Go through the listing below and gather every line with the word "April".

━━━━

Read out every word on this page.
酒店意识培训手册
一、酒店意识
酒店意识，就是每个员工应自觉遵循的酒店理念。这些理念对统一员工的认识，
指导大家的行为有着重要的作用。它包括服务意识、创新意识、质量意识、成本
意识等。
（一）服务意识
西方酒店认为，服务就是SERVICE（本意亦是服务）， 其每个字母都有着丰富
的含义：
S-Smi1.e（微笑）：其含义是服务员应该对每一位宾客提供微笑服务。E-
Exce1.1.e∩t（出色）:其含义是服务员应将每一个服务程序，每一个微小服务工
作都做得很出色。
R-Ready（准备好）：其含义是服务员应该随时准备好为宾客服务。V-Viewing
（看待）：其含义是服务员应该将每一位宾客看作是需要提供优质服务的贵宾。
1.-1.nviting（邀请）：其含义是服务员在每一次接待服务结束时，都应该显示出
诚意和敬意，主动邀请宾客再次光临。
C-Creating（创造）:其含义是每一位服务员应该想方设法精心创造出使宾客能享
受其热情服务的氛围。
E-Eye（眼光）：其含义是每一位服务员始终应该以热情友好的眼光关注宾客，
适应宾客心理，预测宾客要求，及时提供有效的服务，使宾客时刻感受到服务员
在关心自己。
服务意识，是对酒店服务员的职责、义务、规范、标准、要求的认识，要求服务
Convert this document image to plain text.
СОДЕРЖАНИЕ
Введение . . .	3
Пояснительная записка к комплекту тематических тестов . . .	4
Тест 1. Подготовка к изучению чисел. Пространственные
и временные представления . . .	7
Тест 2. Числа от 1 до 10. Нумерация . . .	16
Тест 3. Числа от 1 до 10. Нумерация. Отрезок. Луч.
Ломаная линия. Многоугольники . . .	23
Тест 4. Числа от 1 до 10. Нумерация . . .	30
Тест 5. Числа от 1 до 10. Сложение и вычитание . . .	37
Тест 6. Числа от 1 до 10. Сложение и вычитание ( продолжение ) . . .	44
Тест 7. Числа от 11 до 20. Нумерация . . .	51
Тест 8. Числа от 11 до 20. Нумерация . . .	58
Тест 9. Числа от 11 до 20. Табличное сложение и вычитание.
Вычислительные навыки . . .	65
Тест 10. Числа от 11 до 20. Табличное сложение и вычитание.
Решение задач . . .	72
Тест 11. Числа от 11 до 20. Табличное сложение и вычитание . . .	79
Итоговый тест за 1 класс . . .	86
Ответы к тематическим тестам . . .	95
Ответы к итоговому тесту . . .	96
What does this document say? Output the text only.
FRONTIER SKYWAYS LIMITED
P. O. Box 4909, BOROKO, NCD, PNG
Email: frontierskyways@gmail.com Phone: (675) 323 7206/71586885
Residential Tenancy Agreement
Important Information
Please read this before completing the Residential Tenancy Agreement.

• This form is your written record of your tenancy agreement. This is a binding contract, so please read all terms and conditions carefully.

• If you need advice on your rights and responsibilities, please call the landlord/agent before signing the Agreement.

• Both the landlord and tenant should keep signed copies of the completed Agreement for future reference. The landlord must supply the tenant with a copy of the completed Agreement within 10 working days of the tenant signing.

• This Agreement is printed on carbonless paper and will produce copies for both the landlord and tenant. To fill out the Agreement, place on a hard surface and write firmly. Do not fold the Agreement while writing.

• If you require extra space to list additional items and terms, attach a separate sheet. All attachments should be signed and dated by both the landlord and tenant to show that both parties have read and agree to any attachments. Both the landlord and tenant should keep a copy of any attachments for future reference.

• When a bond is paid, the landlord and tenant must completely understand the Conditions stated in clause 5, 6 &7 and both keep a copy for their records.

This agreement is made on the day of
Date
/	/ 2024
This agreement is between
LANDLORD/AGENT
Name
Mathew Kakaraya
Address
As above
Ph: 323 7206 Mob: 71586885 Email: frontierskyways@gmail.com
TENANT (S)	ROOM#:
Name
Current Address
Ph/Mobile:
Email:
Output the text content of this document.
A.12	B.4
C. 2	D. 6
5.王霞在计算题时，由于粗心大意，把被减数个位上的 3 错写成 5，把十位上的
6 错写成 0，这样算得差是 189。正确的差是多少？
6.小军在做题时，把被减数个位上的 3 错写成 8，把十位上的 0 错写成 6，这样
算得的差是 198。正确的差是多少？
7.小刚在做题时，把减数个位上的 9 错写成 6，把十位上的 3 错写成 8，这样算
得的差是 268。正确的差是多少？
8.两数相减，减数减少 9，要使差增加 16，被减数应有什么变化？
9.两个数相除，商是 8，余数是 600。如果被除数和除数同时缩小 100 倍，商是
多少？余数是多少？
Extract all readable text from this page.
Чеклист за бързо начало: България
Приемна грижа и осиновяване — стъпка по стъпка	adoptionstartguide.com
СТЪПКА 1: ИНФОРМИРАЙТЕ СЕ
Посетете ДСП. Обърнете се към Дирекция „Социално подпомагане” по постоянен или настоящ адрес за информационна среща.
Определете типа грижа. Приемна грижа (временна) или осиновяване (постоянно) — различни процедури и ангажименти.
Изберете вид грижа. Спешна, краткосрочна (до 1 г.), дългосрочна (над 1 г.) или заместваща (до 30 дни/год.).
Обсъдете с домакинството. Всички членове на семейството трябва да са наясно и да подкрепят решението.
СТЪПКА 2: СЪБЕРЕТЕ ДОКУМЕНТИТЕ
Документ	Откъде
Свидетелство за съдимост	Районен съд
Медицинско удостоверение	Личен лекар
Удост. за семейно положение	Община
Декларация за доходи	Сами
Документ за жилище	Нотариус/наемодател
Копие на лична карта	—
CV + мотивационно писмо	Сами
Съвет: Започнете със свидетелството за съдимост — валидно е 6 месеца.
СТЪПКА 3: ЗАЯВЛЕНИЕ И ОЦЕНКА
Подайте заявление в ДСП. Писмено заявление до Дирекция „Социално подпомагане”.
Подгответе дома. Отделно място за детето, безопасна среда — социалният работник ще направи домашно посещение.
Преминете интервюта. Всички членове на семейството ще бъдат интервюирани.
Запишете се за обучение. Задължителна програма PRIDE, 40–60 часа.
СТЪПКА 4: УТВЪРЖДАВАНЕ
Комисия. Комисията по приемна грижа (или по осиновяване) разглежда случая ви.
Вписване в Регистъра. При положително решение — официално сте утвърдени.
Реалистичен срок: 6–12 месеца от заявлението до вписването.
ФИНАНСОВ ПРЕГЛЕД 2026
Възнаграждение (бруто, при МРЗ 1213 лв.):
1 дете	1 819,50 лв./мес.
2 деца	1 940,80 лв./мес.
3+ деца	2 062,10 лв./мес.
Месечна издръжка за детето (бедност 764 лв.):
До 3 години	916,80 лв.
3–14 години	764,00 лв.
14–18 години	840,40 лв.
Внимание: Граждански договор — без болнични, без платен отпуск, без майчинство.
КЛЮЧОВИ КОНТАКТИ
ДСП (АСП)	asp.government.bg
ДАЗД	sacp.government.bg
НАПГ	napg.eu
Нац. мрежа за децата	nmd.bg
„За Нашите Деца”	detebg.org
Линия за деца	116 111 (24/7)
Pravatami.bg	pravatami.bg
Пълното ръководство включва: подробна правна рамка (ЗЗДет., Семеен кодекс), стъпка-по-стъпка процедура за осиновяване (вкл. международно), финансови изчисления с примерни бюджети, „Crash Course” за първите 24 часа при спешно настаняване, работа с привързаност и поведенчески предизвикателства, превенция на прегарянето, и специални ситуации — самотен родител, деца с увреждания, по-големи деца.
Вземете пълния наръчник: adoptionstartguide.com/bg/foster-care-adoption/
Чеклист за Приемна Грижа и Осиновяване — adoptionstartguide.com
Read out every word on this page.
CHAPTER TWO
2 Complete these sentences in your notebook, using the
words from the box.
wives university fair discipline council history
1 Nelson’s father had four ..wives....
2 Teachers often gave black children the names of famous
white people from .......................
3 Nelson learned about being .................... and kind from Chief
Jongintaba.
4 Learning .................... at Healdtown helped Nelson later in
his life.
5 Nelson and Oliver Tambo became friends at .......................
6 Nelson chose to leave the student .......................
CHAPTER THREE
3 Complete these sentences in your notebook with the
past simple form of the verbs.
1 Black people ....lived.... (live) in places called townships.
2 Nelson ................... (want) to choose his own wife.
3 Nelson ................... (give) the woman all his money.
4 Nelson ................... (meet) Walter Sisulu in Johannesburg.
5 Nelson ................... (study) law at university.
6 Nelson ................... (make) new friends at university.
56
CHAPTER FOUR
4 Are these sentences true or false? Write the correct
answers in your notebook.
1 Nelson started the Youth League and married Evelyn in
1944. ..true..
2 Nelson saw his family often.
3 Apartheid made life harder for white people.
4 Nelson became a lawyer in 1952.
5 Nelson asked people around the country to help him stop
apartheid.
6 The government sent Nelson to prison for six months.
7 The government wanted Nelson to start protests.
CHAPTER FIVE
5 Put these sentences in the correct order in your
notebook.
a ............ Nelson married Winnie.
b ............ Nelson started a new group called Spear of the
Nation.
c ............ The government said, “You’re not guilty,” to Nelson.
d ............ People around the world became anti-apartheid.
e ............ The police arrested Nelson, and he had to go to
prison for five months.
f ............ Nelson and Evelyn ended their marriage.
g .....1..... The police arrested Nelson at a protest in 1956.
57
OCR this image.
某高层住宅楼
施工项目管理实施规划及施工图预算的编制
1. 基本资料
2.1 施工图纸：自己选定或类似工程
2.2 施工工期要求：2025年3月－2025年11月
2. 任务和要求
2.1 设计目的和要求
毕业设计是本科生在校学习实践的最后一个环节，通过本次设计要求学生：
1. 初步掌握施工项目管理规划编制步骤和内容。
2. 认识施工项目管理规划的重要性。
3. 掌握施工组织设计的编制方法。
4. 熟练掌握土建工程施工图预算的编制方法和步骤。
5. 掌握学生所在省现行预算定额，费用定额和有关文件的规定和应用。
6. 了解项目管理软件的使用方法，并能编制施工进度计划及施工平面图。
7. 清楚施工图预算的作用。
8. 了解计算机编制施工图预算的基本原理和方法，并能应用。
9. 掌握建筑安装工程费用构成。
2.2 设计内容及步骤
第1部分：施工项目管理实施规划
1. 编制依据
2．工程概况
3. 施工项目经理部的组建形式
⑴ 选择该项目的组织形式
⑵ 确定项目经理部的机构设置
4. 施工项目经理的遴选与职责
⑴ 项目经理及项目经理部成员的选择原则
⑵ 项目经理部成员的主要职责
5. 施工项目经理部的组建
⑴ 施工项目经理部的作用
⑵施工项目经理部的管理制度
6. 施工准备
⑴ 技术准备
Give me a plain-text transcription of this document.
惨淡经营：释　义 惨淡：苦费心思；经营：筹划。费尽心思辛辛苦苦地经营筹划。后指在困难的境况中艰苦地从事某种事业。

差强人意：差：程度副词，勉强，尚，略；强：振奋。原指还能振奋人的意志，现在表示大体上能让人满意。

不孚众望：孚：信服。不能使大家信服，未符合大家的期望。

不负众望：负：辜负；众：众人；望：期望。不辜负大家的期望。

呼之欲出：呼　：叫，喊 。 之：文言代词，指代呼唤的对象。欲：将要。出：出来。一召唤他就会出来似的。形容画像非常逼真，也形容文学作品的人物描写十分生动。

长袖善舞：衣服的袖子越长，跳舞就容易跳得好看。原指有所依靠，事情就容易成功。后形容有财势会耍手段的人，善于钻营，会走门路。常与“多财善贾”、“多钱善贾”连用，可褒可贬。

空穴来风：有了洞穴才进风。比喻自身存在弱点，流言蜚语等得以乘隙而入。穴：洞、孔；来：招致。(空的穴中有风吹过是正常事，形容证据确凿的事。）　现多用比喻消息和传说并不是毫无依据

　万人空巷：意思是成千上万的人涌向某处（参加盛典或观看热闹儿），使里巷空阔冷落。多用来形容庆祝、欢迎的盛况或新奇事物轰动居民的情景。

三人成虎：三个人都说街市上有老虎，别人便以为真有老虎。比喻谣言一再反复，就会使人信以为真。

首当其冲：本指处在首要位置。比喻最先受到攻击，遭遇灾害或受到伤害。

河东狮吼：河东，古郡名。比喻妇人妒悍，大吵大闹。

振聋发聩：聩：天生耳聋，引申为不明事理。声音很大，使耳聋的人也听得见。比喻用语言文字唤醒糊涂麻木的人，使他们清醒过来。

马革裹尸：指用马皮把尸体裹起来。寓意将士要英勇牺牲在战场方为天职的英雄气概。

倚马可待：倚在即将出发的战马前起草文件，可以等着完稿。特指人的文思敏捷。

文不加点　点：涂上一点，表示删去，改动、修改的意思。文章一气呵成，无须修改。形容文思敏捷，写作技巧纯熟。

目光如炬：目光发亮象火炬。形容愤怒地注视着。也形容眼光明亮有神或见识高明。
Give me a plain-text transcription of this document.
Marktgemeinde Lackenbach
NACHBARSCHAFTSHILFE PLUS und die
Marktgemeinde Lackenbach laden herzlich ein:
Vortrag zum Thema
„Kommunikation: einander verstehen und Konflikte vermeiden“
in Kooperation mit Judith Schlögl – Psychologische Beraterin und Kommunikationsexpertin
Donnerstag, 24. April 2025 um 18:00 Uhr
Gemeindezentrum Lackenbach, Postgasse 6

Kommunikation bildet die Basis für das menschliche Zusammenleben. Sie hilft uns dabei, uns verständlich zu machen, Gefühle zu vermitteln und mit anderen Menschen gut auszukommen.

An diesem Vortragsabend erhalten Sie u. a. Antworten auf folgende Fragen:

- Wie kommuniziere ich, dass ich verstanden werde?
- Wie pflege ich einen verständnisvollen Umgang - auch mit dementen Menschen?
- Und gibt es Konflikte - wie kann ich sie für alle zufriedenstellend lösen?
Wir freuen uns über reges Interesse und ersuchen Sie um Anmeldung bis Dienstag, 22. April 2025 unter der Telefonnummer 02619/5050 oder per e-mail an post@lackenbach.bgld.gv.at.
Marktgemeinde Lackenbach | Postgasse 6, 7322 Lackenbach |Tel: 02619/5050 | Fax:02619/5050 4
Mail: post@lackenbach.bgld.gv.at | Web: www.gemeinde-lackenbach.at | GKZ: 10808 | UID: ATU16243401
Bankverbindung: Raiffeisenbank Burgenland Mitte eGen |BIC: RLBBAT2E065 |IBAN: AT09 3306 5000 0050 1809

━━━━

▶ _Solution to this problem_:
Donnerstag, 24. April 2025 um 18:00 Uhr
Wir freuen uns über reges Interesse und ersuchen Sie um Anmeldung bis Dienstag, 22. April 2025 unter der Telefonnummer 02619/5050 oder per e-mail an post@lackenbach.bgld.gv.at.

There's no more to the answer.